WHAT YOU WILL DO: Output every line below without omitting or altering anything.

Records
....................

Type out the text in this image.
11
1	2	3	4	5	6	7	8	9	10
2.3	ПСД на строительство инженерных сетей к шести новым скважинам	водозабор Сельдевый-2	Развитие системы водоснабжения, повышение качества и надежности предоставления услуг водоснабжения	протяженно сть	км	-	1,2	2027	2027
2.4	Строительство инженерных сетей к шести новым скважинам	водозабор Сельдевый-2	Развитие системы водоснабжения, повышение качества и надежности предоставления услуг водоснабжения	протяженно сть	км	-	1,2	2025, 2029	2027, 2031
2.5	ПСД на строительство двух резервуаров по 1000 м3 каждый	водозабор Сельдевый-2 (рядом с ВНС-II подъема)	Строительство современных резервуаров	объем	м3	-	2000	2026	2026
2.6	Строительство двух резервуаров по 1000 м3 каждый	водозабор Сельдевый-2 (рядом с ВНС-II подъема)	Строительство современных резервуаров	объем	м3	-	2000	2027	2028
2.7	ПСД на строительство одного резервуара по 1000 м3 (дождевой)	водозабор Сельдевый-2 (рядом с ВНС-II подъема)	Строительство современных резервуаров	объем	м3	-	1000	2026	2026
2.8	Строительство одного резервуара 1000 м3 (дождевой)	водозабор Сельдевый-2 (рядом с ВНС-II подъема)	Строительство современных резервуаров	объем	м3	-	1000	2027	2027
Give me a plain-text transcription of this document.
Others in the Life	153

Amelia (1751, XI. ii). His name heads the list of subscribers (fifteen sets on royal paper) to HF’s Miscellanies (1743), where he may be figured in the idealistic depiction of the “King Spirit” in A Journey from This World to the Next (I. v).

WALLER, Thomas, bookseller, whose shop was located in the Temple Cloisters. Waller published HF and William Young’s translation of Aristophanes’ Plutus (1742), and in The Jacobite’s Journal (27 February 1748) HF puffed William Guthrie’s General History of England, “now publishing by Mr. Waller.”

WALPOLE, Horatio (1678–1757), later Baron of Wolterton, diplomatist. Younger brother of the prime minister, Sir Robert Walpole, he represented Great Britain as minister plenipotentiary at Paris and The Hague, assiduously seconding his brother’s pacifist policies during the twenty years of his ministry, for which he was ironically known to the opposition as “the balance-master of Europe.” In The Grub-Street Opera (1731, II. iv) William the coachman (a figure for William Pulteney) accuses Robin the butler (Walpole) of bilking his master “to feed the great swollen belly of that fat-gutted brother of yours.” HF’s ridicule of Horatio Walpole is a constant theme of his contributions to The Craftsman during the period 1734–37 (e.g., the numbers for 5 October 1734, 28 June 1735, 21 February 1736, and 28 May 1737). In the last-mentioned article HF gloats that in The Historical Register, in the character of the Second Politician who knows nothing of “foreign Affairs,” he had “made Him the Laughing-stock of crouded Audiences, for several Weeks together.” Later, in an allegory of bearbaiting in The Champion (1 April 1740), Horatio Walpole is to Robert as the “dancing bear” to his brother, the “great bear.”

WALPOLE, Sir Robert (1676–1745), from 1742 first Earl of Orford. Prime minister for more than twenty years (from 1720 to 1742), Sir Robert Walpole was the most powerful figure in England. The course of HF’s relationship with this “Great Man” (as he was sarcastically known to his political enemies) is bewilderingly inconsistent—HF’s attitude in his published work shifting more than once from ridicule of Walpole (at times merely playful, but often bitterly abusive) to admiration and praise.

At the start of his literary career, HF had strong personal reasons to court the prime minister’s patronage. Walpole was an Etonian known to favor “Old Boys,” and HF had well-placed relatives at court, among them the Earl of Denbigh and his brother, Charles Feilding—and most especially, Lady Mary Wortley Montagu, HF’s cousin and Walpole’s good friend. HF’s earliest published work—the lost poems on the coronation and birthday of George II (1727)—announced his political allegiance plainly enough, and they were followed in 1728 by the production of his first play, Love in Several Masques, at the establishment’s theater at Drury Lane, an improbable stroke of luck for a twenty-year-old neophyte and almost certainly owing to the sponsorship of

....................

RESULT:
Type out the text in this image.
11
1	2	3	4	5	6	7	8	9	10
2.3	ПСД на строительство инженерных сетей к шести новым скважинам	водозабор Сельдевый-2	Развитие системы водоснабжения, повышение качества и надежности предоставления услуг водоснабжения	протяженно сть	км	-	1,2	2027	2027
2.4	Строительство инженерных сетей к шести новым скважинам	водозабор Сельдевый-2	Развитие системы водоснабжения, повышение качества и надежности предоставления услуг водоснабжения	протяженно сть	км	-	1,2	2025, 2029	2027, 2031
2.5	ПСД на строительство двух резервуаров по 1000 м3 каждый	водозабор Сельдевый-2 (рядом с ВНС-II подъема)	Строительство современных резервуаров	объем	м3	-	2000	2026	2026
2.6	Строительство двух резервуаров по 1000 м3 каждый	водозабор Сельдевый-2 (рядом с ВНС-II подъема)	Строительство современных резервуаров	объем	м3	-	2000	2027	2028
2.7	ПСД на строительство одного резервуара по 1000 м3 (дождевой)	водозабор Сельдевый-2 (рядом с ВНС-II подъема)	Строительство современных резервуаров	объем	м3	-	1000	2026	2026
2.8	Строительство одного резервуара 1000 м3 (дождевой)	водозабор Сельдевый-2 (рядом с ВНС-II подъема)	Строительство современных резервуаров	объем	м3	-	1000	2027	2027
Give me a plain-text transcription of this document.
Others in the Life	153

Amelia (1751, XI. ii). His name heads the list of subscribers (fifteen sets on royal paper) to HF’s Miscellanies (1743), where he may be figured in the idealistic depiction of the “King Spirit” in A Journey from This World to the Next (I. v).

WALLER, Thomas, bookseller, whose shop was located in the Temple Cloisters. Waller published HF and William Young’s translation of Aristophanes’ Plutus (1742), and in The Jacobite’s Journal (27 February 1748) HF puffed William Guthrie’s General History of England, “now publishing by Mr. Waller.”

WALPOLE, Horatio (1678–1757), later Baron of Wolterton, diplomatist. Younger brother of the prime minister, Sir Robert Walpole, he represented Great Britain as minister plenipotentiary at Paris and The Hague, assiduously seconding his brother’s pacifist policies during the twenty years of his ministry, for which he was ironically known to the opposition as “the balance-master of Europe.” In The Grub-Street Opera (1731, II. iv) William the coachman (a figure for William Pulteney) accuses Robin the butler (Walpole) of bilking his master “to feed the great swollen belly of that fat-gutted brother of yours.” HF’s ridicule of Horatio Walpole is a constant theme of his contributions to The Craftsman during the period 1734–37 (e.g., the numbers for 5 October 1734, 28 June 1735, 21 February 1736, and 28 May 1737). In the last-mentioned article HF gloats that in The Historical Register, in the character of the Second Politician who knows nothing of “foreign Affairs,” he had “made Him the Laughing-stock of crouded Audiences, for several Weeks together.” Later, in an allegory of bearbaiting in The Champion (1 April 1740), Horatio Walpole is to Robert as the “dancing bear” to his brother, the “great bear.”

WALPOLE, Sir Robert (1676–1745), from 1742 first Earl of Orford. Prime minister for more than twenty years (from 1720 to 1742), Sir Robert Walpole was the most powerful figure in England. The course of HF’s relationship with this “Great Man” (as he was sarcastically known to his political enemies) is bewilderingly inconsistent—HF’s attitude in his published work shifting more than once from ridicule of Walpole (at times merely playful, but often bitterly abusive) to admiration and praise.

At the start of his literary career, HF had strong personal reasons to court the prime minister’s patronage. Walpole was an Etonian known to favor “Old Boys,” and HF had well-placed relatives at court, among them the Earl of Denbigh and his brother, Charles Feilding—and most especially, Lady Mary Wortley Montagu, HF’s cousin and Walpole’s good friend. HF’s earliest published work—the lost poems on the coronation and birthday of George II (1727)—announced his political allegiance plainly enough, and they were followed in 1728 by the production of his first play, Love in Several Masques, at the establishment’s theater at Drury Lane, an improbable stroke of luck for a twenty-year-old neophyte and almost certainly owing to the sponsorship of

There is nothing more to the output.